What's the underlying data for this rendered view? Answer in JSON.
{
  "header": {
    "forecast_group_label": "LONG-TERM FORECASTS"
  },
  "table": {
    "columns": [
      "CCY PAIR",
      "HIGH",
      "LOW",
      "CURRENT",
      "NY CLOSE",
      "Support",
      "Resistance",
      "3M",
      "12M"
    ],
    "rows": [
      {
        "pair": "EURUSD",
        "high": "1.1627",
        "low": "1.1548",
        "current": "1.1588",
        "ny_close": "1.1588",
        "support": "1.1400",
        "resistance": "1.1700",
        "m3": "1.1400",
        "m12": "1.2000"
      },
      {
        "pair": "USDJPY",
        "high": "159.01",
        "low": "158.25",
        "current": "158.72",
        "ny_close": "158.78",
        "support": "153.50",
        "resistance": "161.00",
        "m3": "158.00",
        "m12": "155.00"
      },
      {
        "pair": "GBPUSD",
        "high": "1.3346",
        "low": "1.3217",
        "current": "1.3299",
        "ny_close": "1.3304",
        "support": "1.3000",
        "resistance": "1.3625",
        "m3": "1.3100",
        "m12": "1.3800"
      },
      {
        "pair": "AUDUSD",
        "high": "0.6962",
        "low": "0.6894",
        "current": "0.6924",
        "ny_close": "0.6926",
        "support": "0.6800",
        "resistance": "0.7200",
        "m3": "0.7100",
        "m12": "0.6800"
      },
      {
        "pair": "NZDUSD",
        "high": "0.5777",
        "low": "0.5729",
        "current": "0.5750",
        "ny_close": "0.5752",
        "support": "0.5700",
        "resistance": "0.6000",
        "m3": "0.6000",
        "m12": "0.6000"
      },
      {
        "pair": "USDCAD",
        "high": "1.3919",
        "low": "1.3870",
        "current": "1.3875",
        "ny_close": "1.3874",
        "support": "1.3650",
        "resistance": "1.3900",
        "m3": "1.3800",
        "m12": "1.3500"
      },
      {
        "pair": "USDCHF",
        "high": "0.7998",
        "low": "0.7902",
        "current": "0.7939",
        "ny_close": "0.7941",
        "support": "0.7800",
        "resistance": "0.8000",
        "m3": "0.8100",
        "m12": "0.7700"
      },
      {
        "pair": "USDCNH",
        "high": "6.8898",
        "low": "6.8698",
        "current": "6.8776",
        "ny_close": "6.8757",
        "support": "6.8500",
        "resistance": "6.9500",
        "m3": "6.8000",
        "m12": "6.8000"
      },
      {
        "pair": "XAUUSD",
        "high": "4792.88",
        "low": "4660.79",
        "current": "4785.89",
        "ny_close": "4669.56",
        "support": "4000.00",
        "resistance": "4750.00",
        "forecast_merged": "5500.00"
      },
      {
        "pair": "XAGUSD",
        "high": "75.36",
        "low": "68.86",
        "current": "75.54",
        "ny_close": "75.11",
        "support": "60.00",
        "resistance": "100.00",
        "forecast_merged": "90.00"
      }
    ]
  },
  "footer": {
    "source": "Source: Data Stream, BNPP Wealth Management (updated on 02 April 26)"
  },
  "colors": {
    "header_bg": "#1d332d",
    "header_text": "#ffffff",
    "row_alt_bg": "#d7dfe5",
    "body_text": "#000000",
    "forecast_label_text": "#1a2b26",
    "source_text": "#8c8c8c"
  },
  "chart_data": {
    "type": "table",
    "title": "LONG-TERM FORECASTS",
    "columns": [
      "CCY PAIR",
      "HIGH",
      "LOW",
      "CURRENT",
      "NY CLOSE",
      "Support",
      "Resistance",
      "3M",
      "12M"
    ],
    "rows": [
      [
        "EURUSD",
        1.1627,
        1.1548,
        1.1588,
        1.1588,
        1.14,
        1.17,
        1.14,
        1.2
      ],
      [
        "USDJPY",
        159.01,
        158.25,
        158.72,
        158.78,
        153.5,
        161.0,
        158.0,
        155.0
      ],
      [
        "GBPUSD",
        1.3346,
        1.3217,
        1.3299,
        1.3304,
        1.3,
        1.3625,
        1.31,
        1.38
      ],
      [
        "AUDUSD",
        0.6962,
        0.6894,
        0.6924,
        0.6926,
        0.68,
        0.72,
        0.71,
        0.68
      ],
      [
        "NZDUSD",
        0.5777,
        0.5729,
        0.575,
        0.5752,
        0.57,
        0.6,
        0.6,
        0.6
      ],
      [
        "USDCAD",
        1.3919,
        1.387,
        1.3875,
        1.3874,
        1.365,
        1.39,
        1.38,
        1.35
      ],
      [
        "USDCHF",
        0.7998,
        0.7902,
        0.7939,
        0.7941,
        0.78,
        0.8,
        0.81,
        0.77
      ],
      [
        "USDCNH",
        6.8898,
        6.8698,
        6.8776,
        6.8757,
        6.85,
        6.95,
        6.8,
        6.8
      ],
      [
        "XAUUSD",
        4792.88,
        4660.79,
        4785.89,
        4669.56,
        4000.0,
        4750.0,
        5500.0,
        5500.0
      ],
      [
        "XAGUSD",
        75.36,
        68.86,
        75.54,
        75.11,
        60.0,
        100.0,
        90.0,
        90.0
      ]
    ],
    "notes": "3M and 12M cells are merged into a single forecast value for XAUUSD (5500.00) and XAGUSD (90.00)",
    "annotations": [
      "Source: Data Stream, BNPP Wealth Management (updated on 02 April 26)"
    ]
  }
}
- - - - -
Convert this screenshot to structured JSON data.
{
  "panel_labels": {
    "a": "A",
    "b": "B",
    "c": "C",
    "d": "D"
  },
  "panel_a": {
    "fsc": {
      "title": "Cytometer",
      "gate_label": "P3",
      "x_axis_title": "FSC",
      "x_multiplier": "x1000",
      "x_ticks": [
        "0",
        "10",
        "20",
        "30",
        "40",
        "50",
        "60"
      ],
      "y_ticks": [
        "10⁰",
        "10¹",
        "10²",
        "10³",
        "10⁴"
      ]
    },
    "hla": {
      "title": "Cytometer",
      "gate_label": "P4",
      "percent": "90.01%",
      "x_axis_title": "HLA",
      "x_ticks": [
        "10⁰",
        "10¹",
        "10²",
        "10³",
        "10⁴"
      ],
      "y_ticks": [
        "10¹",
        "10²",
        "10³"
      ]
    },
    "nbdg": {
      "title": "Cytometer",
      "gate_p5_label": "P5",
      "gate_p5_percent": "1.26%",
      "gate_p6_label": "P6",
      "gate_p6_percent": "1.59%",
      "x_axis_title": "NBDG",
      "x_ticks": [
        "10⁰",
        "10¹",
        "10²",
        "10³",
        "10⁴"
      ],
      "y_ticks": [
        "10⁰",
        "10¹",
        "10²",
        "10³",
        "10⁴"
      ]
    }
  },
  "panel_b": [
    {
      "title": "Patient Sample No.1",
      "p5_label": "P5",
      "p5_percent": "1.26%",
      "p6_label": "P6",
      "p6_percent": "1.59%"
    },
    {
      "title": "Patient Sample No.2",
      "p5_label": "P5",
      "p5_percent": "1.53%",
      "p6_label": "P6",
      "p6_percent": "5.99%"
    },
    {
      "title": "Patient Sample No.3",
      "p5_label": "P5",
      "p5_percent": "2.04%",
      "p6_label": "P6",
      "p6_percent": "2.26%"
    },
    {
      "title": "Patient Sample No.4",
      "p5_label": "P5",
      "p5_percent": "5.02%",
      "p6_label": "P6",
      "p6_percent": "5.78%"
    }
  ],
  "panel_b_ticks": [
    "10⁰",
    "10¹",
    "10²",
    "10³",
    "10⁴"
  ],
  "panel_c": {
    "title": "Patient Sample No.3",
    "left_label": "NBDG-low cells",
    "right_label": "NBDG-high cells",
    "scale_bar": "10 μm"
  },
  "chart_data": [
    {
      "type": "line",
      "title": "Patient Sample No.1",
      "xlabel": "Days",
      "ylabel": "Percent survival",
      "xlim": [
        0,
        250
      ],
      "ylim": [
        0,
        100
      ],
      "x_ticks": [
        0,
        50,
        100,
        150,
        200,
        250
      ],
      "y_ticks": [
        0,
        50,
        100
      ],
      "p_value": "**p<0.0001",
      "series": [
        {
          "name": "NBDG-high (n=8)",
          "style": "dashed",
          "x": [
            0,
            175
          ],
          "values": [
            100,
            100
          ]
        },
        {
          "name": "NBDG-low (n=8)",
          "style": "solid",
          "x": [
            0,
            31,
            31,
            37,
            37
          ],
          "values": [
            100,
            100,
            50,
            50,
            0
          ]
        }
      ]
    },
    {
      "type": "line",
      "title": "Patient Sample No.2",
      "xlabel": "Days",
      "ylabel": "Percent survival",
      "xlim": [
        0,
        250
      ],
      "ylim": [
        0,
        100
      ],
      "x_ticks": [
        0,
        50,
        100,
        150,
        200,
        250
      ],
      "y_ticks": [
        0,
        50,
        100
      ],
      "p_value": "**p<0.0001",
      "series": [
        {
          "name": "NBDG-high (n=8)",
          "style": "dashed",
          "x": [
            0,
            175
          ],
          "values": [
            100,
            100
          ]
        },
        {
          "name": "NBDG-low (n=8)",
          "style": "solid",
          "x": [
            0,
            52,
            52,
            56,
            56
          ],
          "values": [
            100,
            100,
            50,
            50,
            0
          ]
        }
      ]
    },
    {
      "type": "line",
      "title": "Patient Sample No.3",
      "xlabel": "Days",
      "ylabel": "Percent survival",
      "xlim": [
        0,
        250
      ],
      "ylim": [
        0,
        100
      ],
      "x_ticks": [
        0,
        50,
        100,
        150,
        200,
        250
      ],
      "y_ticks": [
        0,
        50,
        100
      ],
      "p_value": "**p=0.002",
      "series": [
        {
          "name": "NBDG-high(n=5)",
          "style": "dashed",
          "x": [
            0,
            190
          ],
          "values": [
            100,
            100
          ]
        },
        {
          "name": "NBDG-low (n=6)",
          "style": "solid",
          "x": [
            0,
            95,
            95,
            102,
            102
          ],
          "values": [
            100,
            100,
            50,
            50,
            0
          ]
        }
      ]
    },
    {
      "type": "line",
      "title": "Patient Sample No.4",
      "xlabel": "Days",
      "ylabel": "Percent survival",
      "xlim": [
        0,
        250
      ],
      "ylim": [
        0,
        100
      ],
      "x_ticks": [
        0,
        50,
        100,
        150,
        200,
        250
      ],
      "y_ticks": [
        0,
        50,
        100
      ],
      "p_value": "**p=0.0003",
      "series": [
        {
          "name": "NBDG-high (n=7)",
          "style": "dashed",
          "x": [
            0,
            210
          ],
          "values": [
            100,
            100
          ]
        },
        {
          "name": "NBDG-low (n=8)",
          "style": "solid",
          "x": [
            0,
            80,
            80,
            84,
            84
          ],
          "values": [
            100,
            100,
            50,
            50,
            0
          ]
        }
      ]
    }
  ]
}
- - - - -
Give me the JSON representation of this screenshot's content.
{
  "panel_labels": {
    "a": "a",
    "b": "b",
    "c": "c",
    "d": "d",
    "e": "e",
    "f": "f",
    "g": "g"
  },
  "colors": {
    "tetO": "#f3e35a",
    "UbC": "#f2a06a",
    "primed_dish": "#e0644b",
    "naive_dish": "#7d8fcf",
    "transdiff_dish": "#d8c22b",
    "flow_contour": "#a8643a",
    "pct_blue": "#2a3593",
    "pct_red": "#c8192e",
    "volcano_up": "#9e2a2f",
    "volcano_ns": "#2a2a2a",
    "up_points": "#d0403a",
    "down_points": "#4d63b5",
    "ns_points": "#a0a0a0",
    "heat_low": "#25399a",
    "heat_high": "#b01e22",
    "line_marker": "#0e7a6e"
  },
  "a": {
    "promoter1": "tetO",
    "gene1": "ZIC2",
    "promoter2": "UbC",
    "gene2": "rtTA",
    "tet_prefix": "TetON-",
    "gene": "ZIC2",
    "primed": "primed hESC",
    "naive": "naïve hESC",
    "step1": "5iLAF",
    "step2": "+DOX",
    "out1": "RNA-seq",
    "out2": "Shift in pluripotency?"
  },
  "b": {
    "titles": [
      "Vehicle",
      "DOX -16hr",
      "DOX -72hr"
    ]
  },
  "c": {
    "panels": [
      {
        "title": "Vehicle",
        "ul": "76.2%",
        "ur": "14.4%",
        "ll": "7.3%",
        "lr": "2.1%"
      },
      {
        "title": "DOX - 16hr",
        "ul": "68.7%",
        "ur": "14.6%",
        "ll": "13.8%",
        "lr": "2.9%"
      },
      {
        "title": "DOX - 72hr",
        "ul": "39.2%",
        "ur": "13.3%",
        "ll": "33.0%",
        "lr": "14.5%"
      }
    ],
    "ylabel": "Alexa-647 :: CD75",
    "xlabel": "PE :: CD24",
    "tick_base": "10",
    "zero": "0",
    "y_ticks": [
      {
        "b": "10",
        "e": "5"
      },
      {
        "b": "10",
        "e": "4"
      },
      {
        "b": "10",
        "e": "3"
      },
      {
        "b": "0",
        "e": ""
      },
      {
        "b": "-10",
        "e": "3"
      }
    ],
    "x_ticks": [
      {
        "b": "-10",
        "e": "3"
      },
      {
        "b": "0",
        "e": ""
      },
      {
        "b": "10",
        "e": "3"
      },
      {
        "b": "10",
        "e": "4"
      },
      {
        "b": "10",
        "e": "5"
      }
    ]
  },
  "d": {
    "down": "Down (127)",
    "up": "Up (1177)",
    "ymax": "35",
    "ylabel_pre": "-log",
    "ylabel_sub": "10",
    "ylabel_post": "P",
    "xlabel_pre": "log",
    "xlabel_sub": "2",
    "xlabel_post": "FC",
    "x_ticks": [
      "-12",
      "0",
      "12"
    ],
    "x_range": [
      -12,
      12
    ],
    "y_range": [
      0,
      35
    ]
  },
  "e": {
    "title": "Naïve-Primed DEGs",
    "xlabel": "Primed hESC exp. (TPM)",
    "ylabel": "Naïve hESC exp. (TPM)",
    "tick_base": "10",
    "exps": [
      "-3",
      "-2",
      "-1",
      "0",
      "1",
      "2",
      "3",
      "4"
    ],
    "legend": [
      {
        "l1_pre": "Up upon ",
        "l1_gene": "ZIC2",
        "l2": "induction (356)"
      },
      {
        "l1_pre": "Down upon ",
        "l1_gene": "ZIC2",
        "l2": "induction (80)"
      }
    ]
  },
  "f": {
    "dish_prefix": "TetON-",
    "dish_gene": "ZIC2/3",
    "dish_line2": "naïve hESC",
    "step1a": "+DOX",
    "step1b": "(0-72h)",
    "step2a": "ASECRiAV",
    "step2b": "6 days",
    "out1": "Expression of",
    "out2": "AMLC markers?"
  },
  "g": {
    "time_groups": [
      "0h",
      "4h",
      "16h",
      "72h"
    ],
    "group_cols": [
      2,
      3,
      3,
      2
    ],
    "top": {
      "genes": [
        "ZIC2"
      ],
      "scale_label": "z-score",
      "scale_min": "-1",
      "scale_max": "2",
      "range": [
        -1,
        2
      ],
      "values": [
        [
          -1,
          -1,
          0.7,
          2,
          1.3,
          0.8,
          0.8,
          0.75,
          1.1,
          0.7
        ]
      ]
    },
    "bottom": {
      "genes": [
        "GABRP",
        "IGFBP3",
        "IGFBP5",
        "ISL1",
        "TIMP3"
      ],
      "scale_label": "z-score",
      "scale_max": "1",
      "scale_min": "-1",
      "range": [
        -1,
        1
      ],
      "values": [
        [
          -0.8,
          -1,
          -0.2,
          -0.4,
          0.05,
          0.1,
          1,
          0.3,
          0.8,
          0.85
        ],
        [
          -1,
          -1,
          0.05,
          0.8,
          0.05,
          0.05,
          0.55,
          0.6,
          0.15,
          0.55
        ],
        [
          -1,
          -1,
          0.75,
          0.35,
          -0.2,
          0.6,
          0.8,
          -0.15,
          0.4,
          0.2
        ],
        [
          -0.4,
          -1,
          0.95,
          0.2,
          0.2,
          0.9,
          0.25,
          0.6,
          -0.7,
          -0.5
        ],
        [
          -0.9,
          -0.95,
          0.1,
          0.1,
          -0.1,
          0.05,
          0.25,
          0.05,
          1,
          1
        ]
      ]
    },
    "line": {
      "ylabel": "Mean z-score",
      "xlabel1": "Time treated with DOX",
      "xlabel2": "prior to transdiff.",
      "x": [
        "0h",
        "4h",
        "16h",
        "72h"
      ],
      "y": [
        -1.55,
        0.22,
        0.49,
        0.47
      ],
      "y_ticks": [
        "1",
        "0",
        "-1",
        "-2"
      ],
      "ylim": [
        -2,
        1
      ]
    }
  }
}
- - - - -
> **How to complete this task**
List every line above that contains the word "XAUUSD".

> **Expected answer**
        "pair": "XAUUSD",
        "XAUUSD",
    "notes": "3M and 12M cells are merged into a single forecast value for XAUUSD (5500.00) and XAGUSD (90.00)",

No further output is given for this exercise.